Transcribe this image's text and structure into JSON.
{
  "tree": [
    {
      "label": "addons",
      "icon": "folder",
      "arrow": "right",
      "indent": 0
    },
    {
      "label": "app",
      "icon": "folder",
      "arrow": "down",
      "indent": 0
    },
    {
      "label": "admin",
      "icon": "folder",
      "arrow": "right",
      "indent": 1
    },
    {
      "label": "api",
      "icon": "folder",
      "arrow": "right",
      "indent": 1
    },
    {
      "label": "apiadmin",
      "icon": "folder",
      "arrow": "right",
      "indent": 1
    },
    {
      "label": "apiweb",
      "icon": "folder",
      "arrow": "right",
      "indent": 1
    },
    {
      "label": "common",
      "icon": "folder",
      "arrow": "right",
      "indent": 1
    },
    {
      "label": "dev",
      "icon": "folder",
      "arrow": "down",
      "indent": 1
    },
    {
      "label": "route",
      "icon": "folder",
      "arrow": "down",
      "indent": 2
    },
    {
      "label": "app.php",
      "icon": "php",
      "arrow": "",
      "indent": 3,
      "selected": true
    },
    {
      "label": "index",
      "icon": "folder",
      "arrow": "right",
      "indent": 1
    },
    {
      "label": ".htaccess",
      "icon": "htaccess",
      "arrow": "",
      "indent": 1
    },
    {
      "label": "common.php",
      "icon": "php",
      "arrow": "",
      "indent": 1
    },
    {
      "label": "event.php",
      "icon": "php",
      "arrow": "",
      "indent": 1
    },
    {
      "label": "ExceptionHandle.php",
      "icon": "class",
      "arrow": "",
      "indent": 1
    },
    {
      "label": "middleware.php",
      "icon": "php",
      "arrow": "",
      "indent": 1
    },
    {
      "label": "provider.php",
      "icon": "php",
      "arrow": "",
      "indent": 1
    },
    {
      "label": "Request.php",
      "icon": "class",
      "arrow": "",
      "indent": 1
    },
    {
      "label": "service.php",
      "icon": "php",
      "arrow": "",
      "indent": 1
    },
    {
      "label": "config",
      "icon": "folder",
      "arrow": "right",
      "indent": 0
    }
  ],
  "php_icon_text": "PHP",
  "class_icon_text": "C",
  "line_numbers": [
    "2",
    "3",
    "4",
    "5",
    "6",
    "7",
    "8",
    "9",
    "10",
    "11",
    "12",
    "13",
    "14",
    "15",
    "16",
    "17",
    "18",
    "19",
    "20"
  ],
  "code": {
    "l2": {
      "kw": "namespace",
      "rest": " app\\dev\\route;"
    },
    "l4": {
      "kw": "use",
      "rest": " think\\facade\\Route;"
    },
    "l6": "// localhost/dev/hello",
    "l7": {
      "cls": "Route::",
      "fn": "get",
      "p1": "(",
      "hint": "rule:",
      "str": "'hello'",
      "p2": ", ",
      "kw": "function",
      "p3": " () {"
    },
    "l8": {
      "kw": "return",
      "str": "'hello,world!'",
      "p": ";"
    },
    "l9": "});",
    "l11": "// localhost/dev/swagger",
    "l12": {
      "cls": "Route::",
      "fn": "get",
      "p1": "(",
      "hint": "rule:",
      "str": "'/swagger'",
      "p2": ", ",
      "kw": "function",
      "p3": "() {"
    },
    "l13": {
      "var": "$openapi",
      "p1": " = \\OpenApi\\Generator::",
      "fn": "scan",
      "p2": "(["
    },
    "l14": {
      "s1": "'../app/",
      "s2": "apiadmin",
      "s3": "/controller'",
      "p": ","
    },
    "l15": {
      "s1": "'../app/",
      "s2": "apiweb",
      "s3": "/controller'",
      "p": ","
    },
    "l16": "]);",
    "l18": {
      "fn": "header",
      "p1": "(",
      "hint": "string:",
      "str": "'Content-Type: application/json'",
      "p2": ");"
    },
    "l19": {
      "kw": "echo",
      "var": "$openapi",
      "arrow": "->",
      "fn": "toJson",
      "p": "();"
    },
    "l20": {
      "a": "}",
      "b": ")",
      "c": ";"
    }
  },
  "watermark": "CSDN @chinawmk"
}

Task goal
Exactly as they are written, print the entries again.

Solution to this exercise
Transcribe this image's text and structure into JSON.
{
  "tree": [
    {
      "label": "addons",
      "icon": "folder",
      "arrow": "right",
      "indent": 0
    },
    {
      "label": "app",
      "icon": "folder",
      "arrow": "down",
      "indent": 0
    },
    {
      "label": "admin",
      "icon": "folder",
      "arrow": "right",
      "indent": 1
    },
    {
      "label": "api",
      "icon": "folder",
      "arrow": "right",
      "indent": 1
    },
    {
      "label": "apiadmin",
      "icon": "folder",
      "arrow": "right",
      "indent": 1
    },
    {
      "label": "apiweb",
      "icon": "folder",
      "arrow": "right",
      "indent": 1
    },
    {
      "label": "common",
      "icon": "folder",
      "arrow": "right",
      "indent": 1
    },
    {
      "label": "dev",
      "icon": "folder",
      "arrow": "down",
      "indent": 1
    },
    {
      "label": "route",
      "icon": "folder",
      "arrow": "down",
      "indent": 2
    },
    {
      "label": "app.php",
      "icon": "php",
      "arrow": "",
      "indent": 3,
      "selected": true
    },
    {
      "label": "index",
      "icon": "folder",
      "arrow": "right",
      "indent": 1
    },
    {
      "label": ".htaccess",
      "icon": "htaccess",
      "arrow": "",
      "indent": 1
    },
    {
      "label": "common.php",
      "icon": "php",
      "arrow": "",
      "indent": 1
    },
    {
      "label": "event.php",
      "icon": "php",
      "arrow": "",
      "indent": 1
    },
    {
      "label": "ExceptionHandle.php",
      "icon": "class",
      "arrow": "",
      "indent": 1
    },
    {
      "label": "middleware.php",
      "icon": "php",
      "arrow": "",
      "indent": 1
    },
    {
      "label": "provider.php",
      "icon": "php",
      "arrow": "",
      "indent": 1
    },
    {
      "label": "Request.php",
      "icon": "class",
      "arrow": "",
      "indent": 1
    },
    {
      "label": "service.php",
      "icon": "php",
      "arrow": "",
      "indent": 1
    },
    {
      "label": "config",
      "icon": "folder",
      "arrow": "right",
      "indent": 0
    }
  ],
  "php_icon_text": "PHP",
  "class_icon_text": "C",
  "line_numbers": [
    "2",
    "3",
    "4",
    "5",
    "6",
    "7",
    "8",
    "9",
    "10",
    "11",
    "12",
    "13",
    "14",
    "15",
    "16",
    "17",
    "18",
    "19",
    "20"
  ],
  "code": {
    "l2": {
      "kw": "namespace",
      "rest": " app\\dev\\route;"
    },
    "l4": {
      "kw": "use",
      "rest": " think\\facade\\Route;"
    },
    "l6": "// localhost/dev/hello",
    "l7": {
      "cls": "Route::",
      "fn": "get",
      "p1": "(",
      "hint": "rule:",
      "str": "'hello'",
      "p2": ", ",
      "kw": "function",
      "p3": " () {"
    },
    "l8": {
      "kw": "return",
      "str": "'hello,world!'",
      "p": ";"
    },
    "l9": "});",
    "l11": "// localhost/dev/swagger",
    "l12": {
      "cls": "Route::",
      "fn": "get",
      "p1": "(",
      "hint": "rule:",
      "str": "'/swagger'",
      "p2": ", ",
      "kw": "function",
      "p3": "() {"
    },
    "l13": {
      "var": "$openapi",
      "p1": " = \\OpenApi\\Generator::",
      "fn": "scan",
      "p2": "(["
    },
    "l14": {
      "s1": "'../app/",
      "s2": "apiadmin",
      "s3": "/controller'",
      "p": ","
    },
    "l15": {
      "s1": "'../app/",
      "s2": "apiweb",
      "s3": "/controller'",
      "p": ","
    },
    "l16": "]);",
    "l18": {
      "fn": "header",
      "p1": "(",
      "hint": "string:",
      "str": "'Content-Type: application/json'",
      "p2": ");"
    },
    "l19": {
      "kw": "echo",
      "var": "$openapi",
      "arrow": "->",
      "fn": "toJson",
      "p": "();"
    },
    "l20": {
      "a": "}",
      "b": ")",
      "c": ";"
    }
  },
  "watermark": "CSDN @chinawmk"
}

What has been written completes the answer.